» **WHAT THIS TASK INVOLVES**:
Return the listing below exactly, with the pictures dropped.

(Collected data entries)

====================

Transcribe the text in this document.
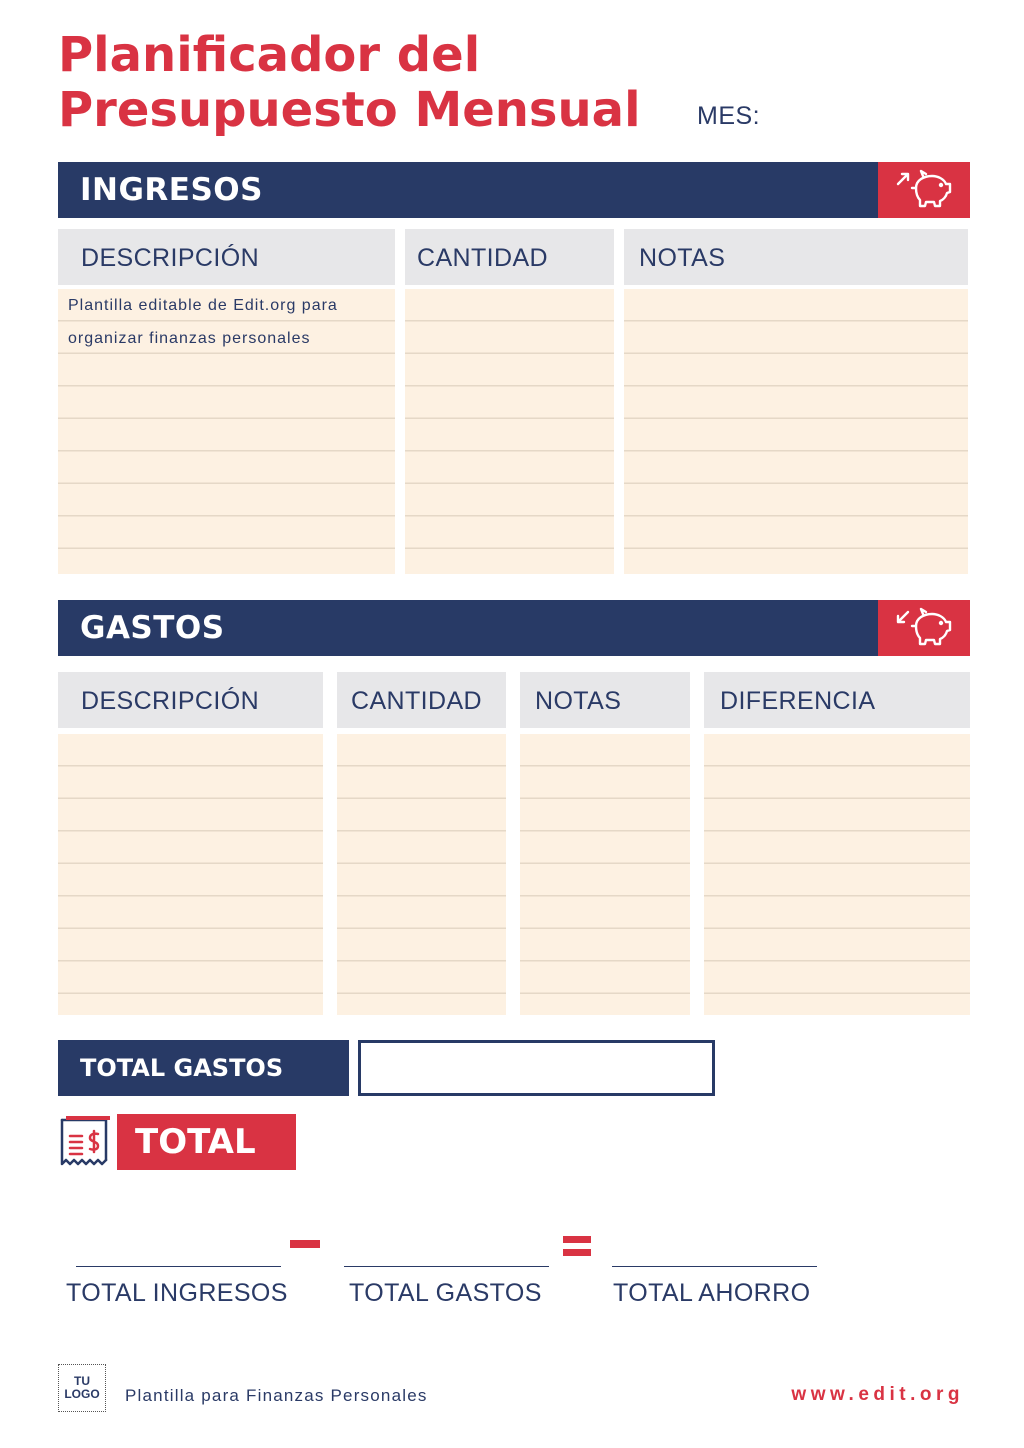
Planificador del
Presupuesto Mensual MES:
INGRESOS
DESCRIPCIÓN	CANTIDAD	NOTAS
Plantilla editable de Edit.org para
organizar finanzas personales
GASTOS
DESCRIPCIÓN	CANTIDAD	NOTAS	DIFERENCIA
TOTAL GASTOS
TOTAL
TOTAL INGRESOS TOTAL GASTOS	TOTAL AHORRO
TU
LOGO	Plantilla para Finanzas Personales	www.edit.org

====================

» **EXERCISE ANSWER**:
Transcribe the text in this document.
Planificador del
Presupuesto Mensual MES:
INGRESOS
DESCRIPCIÓN	CANTIDAD	NOTAS
Plantilla editable de Edit.org para
organizar finanzas personales
GASTOS
DESCRIPCIÓN	CANTIDAD	NOTAS	DIFERENCIA
TOTAL GASTOS
TOTAL
TOTAL INGRESOS TOTAL GASTOS	TOTAL AHORRO
TU
LOGO	Plantilla para Finanzas Personales	www.edit.org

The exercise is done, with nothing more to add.